Task to complete:
Extract from the listing each line in which the word "Output" appears.

Exercise material:
^^^^

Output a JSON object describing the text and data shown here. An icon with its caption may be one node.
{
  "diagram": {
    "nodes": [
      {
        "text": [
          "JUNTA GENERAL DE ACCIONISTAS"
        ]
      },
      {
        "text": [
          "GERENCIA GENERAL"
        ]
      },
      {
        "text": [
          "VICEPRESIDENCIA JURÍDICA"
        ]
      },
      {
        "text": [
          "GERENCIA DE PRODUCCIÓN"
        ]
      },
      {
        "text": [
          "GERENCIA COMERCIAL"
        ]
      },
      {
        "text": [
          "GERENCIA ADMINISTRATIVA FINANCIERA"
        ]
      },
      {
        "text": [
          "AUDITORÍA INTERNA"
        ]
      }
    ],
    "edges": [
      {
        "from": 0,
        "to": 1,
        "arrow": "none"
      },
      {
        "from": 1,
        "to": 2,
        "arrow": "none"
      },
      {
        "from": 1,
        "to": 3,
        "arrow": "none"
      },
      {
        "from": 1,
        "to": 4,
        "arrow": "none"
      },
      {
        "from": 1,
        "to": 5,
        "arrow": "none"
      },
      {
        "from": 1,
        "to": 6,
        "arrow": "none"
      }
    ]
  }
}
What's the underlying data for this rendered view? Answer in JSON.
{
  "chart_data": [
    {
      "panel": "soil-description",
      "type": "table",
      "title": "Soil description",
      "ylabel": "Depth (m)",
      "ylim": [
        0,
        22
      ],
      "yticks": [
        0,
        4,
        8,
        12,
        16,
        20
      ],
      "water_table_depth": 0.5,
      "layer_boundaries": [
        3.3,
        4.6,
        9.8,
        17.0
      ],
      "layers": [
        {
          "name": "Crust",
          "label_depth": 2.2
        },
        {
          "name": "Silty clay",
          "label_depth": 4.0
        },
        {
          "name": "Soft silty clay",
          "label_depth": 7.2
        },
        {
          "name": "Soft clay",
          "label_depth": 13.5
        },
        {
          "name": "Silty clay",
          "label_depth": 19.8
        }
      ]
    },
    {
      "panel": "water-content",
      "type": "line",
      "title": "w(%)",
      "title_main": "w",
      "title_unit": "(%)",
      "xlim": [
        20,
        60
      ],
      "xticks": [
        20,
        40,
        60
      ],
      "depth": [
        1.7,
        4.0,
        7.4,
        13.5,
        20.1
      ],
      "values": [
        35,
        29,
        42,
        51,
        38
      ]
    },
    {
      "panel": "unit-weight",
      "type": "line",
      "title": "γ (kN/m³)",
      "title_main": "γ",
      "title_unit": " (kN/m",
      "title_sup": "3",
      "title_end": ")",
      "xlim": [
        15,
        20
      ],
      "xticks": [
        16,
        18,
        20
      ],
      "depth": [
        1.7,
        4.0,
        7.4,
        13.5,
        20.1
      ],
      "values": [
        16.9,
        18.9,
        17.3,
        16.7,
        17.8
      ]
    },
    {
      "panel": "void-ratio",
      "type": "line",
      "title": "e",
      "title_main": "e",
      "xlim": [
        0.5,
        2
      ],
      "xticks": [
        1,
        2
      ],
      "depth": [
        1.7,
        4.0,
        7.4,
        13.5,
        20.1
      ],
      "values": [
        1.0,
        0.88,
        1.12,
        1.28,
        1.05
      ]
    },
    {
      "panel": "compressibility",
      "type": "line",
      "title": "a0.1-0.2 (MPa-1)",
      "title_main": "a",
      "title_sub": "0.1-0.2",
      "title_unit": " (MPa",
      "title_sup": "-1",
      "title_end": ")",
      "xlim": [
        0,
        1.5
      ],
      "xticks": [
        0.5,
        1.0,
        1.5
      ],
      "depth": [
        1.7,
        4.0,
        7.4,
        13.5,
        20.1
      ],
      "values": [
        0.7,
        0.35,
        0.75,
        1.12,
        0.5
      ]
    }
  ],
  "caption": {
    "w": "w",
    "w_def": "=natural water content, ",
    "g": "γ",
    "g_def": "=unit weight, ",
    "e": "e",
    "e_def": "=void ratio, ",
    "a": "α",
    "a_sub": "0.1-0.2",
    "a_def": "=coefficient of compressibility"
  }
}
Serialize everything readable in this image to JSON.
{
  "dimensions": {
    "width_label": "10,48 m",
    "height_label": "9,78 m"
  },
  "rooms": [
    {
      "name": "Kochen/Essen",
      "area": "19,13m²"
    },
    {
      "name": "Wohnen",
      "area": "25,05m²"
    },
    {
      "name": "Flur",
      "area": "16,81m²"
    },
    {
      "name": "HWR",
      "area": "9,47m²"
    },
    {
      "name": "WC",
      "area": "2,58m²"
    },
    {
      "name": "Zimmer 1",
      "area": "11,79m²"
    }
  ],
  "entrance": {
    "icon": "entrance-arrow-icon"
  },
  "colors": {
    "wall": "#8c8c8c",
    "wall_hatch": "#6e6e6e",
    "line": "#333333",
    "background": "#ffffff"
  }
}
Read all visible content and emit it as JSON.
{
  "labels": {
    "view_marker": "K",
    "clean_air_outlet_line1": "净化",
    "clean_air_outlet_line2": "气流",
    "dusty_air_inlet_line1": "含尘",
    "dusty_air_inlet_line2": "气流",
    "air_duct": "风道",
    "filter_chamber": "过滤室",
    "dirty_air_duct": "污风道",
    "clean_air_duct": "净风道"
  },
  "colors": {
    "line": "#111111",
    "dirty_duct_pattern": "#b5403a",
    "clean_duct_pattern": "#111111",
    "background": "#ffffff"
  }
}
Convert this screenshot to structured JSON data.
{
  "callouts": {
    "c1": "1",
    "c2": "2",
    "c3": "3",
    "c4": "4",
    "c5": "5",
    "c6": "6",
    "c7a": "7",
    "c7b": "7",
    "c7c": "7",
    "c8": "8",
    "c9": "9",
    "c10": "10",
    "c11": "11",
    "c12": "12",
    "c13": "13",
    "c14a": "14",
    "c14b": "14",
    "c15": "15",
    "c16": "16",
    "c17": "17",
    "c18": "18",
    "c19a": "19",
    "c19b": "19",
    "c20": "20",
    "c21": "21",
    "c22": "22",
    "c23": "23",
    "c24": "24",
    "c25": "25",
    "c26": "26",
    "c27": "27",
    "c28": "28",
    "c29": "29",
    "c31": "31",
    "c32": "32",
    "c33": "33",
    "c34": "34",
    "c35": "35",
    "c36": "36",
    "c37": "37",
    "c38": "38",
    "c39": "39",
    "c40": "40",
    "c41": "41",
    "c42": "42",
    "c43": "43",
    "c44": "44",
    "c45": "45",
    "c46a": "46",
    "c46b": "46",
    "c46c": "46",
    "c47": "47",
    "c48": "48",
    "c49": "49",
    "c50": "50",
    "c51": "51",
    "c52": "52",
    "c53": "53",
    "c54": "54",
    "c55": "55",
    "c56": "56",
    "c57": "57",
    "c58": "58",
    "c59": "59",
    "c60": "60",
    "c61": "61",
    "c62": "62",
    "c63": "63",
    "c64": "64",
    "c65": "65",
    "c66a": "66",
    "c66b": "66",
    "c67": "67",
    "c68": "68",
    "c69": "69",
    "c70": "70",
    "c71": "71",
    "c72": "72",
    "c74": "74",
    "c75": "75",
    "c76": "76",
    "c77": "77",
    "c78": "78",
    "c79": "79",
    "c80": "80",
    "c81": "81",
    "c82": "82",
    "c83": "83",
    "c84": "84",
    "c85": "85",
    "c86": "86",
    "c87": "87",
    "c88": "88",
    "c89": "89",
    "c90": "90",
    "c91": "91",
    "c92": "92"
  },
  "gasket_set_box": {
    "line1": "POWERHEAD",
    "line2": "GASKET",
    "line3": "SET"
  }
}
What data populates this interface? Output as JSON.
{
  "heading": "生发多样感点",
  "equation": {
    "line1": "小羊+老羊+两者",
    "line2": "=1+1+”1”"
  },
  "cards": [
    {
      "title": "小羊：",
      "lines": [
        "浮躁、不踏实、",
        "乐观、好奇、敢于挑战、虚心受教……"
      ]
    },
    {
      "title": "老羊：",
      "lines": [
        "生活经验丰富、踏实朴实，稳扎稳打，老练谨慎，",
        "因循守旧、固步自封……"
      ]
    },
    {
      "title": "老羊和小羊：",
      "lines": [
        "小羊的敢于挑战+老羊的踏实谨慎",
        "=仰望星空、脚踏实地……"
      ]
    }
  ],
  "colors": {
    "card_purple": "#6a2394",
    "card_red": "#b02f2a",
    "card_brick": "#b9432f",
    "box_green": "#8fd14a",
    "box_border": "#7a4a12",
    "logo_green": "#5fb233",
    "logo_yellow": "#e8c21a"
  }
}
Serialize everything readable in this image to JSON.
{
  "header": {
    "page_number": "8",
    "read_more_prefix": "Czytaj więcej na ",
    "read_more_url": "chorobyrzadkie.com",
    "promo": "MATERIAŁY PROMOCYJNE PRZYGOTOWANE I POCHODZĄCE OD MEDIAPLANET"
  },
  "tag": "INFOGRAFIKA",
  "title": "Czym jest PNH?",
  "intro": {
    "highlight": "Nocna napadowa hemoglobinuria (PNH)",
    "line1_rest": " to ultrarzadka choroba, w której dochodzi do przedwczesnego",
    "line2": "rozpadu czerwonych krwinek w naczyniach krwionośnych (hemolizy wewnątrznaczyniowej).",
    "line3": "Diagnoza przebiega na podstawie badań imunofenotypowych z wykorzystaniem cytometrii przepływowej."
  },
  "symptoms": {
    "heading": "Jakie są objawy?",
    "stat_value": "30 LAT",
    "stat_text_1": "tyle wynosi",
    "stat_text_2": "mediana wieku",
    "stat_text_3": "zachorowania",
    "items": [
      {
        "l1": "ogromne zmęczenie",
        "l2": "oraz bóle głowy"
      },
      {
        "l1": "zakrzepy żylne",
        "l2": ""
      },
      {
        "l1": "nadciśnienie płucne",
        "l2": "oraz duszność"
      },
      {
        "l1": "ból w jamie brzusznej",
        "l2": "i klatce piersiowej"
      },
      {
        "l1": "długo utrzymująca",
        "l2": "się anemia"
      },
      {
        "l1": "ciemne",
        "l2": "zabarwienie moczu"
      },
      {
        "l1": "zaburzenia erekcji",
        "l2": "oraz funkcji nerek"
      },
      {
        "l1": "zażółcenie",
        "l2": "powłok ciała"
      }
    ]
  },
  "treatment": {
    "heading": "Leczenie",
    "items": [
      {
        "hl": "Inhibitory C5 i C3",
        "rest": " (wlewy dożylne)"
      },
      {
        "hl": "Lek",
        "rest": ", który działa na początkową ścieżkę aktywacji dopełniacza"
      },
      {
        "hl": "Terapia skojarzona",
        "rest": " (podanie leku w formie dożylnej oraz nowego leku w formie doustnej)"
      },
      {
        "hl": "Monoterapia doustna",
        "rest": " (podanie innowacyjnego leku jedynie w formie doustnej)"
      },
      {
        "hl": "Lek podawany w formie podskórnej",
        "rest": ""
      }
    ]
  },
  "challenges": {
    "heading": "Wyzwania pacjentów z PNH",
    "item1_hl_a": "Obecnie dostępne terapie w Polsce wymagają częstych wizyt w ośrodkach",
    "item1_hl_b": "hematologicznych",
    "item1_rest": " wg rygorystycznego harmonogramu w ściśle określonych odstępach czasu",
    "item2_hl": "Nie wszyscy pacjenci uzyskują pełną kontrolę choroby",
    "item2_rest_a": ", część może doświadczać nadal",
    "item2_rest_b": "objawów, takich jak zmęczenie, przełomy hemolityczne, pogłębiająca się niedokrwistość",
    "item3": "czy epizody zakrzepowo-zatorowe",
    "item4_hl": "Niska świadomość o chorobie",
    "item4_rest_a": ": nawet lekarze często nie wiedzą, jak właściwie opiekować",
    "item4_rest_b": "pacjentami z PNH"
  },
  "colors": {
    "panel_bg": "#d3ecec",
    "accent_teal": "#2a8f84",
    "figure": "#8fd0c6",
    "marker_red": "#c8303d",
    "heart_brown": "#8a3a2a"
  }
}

^^^^

Solved exercise:
Output a JSON object describing the text and data shown here. An icon with its caption may be one node.
What data populates this interface? Output as JSON.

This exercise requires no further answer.